Exercise task:
Leave out the pictures and copy the remaining records exactly.
BEGIN Listed entries
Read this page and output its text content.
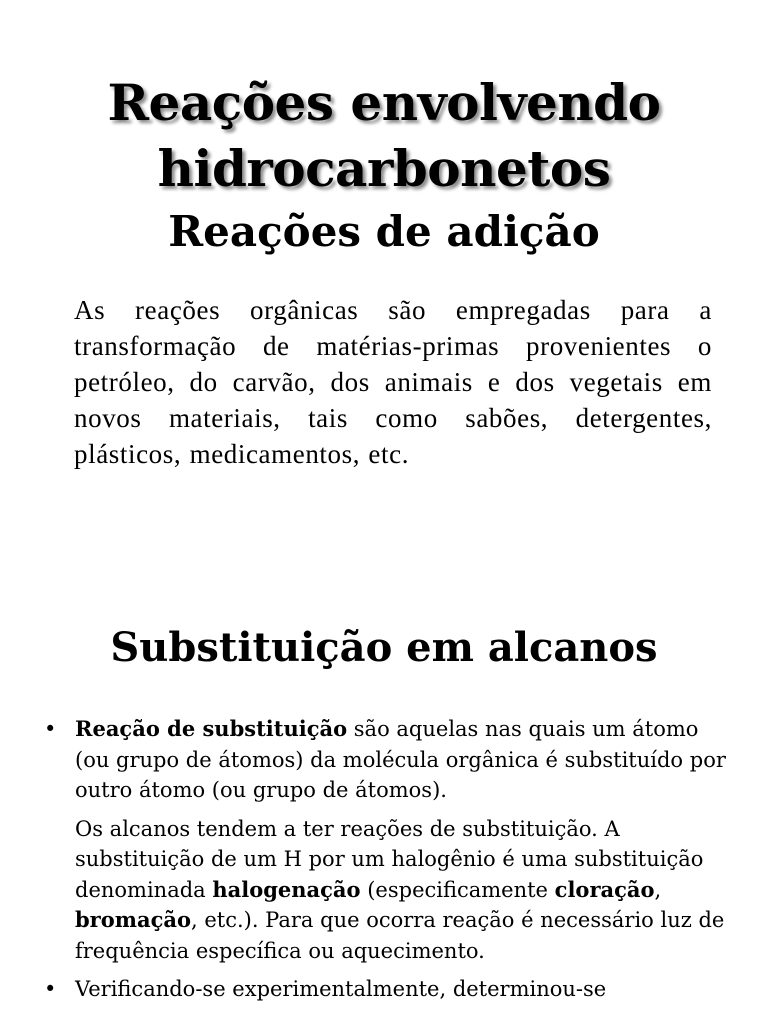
Reações envolvendo
hidrocarbonetos
Reações de adição

As reações orgânicas são empregadas para a transformação de matérias-primas provenientes o petróleo, do carvão, dos animais e dos vegetais em novos materiais, tais como sabões, detergentes, plásticos, medicamentos, etc.

Substituição em alcanos

• Reação de substituição são aquelas nas quais um átomo (ou grupo de átomos) da molécula orgânica é substituído por outro átomo (ou grupo de átomos).

Os alcanos tendem a ter reações de substituição. A substituição de um H por um halogênio é uma substituição denominada halogenação (especificamente cloração, bromação, etc.). Para que ocorra reação é necessário luz de frequência específica ou aquecimento.

• Verificando-se experimentalmente, determinou-se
END Listed entries
Answer to this problem:
Read this page and output its text content.
Reações envolvendo
hidrocarbonetos
Reações de adição

As reações orgânicas são empregadas para a transformação de matérias-primas provenientes o petróleo, do carvão, dos animais e dos vegetais em novos materiais, tais como sabões, detergentes, plásticos, medicamentos, etc.

Substituição em alcanos

• Reação de substituição são aquelas nas quais um átomo (ou grupo de átomos) da molécula orgânica é substituído por outro átomo (ou grupo de átomos).

Os alcanos tendem a ter reações de substituição. A substituição de um H por um halogênio é uma substituição denominada halogenação (especificamente cloração, bromação, etc.). Para que ocorra reação é necessário luz de frequência específica ou aquecimento.

• Verificando-se experimentalmente, determinou-se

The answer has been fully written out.